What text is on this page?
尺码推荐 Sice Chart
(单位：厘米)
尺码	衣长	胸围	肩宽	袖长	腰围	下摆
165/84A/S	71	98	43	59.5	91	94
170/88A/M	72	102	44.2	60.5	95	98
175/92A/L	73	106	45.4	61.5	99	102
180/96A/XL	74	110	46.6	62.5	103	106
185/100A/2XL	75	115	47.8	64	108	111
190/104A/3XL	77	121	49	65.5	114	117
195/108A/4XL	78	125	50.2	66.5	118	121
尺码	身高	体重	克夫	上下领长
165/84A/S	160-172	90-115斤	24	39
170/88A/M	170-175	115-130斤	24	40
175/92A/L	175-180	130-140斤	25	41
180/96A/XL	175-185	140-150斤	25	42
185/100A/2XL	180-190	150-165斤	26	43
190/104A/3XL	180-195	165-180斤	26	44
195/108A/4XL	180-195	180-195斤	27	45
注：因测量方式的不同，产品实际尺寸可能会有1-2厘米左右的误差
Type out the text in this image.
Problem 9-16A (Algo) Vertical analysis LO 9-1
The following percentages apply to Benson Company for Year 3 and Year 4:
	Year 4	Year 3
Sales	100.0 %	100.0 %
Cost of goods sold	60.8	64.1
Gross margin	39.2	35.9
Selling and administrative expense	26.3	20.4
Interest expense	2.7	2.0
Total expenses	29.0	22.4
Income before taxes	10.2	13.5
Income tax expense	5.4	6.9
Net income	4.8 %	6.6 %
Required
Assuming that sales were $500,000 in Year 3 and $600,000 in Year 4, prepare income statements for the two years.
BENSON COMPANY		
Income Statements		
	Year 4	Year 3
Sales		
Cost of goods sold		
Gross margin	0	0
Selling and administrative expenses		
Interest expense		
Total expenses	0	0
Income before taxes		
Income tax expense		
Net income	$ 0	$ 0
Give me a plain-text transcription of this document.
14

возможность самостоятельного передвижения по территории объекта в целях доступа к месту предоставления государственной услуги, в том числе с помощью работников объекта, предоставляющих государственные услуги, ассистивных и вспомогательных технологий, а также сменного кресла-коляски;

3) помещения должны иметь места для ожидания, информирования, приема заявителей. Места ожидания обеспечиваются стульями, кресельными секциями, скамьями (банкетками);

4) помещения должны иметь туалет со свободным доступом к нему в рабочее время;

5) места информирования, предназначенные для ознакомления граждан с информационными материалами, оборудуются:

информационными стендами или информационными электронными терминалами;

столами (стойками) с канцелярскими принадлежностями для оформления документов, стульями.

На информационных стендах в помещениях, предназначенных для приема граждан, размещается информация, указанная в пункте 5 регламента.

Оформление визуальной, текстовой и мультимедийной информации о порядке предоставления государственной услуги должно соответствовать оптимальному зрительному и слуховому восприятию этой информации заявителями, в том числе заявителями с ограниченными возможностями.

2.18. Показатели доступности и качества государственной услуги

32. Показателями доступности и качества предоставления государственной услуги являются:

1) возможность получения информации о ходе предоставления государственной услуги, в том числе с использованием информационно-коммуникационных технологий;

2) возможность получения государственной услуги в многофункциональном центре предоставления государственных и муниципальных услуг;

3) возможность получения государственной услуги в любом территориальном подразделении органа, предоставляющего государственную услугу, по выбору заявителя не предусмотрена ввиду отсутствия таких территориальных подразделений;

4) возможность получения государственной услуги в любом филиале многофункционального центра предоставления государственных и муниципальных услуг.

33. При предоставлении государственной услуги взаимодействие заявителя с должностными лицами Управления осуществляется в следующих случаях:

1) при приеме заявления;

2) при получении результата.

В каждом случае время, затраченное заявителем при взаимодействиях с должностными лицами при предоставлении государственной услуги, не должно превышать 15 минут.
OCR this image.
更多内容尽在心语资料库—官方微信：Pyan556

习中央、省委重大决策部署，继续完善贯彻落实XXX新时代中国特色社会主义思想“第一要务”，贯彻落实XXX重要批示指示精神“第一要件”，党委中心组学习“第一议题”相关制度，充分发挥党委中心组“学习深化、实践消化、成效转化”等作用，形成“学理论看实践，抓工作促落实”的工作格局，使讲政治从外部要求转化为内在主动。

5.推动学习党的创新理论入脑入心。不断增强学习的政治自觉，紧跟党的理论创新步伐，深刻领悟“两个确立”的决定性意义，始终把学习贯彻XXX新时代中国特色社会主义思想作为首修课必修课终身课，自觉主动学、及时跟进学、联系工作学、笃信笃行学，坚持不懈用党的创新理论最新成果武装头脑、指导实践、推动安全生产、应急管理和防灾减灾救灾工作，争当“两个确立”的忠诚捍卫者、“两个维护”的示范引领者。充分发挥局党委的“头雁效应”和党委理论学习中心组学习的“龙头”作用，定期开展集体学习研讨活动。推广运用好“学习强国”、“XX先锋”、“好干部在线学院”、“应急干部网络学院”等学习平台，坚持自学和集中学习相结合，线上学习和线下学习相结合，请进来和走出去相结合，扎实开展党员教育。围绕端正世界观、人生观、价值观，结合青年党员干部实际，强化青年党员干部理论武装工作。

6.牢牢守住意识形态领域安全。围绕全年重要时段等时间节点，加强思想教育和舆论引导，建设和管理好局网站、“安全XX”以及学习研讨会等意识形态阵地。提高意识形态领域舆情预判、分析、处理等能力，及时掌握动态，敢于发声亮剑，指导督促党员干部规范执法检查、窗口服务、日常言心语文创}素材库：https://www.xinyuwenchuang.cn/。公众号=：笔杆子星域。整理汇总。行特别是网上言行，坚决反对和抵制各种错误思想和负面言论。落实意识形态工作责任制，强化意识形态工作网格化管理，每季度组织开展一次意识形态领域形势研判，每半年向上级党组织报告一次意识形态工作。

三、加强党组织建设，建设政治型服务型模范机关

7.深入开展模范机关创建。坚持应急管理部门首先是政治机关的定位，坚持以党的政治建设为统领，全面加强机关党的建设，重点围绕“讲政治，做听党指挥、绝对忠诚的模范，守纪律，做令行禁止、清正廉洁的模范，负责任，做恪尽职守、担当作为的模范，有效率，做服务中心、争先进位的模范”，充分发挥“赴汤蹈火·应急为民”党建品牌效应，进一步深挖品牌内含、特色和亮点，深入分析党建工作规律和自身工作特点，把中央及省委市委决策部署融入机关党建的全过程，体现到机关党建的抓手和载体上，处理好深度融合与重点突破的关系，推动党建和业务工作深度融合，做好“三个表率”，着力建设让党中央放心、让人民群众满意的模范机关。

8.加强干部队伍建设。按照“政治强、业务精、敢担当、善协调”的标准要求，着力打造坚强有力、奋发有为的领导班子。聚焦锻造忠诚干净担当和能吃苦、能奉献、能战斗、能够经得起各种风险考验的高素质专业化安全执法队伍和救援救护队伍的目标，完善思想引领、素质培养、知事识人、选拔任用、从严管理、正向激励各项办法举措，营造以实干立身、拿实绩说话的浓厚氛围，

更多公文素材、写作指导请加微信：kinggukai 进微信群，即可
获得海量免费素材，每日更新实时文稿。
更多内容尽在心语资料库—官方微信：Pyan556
+---+
Exercise
Locate the lines above that hold the word "государственных". Show every one of them.

Final answer
2) возможность получения государственной услуги в многофункциональном центре предоставления государственных и муниципальных услуг;
4) возможность получения государственной услуги в любом филиале многофункционального центра предоставления государственных и муниципальных услуг.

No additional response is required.